#### Stated problem:
Check each line of the listing for the word "calcified" and give only the number of lines that have it.

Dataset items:

------------

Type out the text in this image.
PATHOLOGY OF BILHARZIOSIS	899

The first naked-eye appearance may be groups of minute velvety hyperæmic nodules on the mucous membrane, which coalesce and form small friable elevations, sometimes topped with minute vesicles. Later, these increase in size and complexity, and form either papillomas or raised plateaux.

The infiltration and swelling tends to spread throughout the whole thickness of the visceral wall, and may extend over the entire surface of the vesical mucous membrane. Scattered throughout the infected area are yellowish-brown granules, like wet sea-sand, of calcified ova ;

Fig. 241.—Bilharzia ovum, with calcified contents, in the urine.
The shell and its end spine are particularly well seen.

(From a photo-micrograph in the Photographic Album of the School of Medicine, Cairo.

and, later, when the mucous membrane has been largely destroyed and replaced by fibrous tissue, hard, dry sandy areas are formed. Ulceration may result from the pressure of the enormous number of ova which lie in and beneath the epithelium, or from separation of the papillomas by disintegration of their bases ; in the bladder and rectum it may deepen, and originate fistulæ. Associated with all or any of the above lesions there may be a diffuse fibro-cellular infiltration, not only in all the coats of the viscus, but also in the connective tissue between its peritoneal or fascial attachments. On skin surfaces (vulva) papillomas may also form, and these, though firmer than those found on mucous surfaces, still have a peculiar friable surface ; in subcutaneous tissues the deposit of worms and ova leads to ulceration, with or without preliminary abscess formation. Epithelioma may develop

------------

#### Solution to the problem:
2